YOUR INSTRUCTIONS: Among the lines below, count those containing the word "marker". Give the number only.

MATERIAL PROVIDED:

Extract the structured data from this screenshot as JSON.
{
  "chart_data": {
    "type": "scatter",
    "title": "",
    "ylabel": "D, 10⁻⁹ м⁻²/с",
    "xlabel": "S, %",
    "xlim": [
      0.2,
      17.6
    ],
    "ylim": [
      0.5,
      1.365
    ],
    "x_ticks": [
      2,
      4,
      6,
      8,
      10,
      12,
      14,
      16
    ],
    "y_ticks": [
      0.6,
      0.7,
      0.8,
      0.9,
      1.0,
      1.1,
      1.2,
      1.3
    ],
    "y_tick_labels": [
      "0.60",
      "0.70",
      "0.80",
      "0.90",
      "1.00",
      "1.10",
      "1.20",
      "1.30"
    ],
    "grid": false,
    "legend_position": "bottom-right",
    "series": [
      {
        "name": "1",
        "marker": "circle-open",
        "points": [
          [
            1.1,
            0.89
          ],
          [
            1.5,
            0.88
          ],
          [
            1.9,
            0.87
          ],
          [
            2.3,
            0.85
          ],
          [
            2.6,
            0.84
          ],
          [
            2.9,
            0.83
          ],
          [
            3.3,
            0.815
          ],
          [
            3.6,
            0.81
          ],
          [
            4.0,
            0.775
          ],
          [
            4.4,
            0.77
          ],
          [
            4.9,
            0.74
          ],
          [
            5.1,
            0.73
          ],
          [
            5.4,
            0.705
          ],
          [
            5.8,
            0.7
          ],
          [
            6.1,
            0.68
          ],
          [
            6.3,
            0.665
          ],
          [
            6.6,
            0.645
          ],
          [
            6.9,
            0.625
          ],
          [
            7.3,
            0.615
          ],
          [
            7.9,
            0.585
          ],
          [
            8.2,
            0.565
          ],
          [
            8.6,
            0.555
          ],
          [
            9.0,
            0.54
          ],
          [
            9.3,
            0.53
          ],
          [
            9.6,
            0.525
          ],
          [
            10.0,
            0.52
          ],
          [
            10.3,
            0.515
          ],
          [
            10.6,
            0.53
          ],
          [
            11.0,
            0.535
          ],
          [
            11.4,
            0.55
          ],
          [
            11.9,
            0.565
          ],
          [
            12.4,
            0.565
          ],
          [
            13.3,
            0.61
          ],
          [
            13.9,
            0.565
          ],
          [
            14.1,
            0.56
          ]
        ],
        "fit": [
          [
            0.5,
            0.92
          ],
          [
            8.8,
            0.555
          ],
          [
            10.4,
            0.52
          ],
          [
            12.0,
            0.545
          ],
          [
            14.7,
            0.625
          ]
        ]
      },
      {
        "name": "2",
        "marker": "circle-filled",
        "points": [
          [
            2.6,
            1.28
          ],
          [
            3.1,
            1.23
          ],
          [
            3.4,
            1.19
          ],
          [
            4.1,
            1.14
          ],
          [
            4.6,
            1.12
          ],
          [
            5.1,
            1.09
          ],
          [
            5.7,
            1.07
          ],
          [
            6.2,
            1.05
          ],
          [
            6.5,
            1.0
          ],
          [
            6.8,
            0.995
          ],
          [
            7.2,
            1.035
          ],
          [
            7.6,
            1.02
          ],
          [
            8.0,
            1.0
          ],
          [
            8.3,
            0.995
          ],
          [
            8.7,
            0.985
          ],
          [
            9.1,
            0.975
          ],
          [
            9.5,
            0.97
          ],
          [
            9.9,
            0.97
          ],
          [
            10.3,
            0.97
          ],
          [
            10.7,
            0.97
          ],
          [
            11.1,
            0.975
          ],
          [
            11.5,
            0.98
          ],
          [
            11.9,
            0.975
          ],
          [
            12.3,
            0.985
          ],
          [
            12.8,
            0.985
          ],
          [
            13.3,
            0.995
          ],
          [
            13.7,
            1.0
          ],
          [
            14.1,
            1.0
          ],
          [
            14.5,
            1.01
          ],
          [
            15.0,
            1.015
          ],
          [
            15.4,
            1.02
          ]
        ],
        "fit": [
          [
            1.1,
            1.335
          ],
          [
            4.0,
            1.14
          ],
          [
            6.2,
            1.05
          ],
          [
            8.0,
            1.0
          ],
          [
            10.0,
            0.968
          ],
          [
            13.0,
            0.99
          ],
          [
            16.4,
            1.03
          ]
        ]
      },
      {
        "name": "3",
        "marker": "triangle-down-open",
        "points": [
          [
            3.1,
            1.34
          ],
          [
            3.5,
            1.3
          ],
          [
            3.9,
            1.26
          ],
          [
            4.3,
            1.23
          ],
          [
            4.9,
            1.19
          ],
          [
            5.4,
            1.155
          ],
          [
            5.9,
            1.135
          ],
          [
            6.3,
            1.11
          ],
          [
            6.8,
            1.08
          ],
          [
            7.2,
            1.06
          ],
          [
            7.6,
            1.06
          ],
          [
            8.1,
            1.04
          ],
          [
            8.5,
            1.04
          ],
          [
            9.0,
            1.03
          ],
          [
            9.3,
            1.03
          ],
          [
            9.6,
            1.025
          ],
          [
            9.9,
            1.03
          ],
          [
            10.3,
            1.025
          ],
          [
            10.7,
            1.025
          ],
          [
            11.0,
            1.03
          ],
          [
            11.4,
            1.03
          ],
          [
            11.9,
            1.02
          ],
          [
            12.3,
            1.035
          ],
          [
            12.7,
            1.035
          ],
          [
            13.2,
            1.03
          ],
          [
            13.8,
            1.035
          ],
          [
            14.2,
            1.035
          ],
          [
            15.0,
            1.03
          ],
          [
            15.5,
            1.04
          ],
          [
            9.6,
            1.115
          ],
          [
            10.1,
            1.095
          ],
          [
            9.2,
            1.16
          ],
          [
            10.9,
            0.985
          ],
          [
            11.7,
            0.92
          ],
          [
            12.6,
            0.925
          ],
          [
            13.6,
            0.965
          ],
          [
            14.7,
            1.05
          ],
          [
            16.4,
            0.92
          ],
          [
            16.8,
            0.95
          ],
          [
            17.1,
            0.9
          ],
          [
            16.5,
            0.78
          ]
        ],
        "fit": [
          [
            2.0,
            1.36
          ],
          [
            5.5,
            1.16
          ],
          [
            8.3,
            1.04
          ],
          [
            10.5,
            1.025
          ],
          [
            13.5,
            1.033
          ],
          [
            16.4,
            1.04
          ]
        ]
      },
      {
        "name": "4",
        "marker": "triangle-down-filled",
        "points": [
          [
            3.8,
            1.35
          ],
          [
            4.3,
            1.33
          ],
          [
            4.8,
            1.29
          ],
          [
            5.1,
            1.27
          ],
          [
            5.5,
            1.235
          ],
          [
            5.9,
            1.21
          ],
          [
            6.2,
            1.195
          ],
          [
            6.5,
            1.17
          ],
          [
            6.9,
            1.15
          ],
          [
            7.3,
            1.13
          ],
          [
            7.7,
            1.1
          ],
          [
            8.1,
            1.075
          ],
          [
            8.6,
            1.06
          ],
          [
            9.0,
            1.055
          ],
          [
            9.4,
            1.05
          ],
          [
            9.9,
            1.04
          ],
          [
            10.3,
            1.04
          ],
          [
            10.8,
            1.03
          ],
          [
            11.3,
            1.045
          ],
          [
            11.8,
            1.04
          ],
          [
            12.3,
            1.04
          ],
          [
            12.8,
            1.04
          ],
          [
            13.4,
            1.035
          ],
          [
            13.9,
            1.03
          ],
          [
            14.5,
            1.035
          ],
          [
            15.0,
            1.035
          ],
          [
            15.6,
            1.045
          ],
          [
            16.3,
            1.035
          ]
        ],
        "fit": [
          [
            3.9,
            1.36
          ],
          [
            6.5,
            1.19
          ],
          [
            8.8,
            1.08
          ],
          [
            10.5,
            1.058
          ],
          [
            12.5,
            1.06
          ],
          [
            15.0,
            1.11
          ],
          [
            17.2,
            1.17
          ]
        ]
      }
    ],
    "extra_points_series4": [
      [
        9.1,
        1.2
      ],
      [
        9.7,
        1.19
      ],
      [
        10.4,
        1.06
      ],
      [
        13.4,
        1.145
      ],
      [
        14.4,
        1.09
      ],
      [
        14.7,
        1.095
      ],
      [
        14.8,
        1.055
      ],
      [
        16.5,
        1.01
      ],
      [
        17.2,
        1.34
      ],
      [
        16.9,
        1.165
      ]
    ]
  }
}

TASK SOLUTION: 4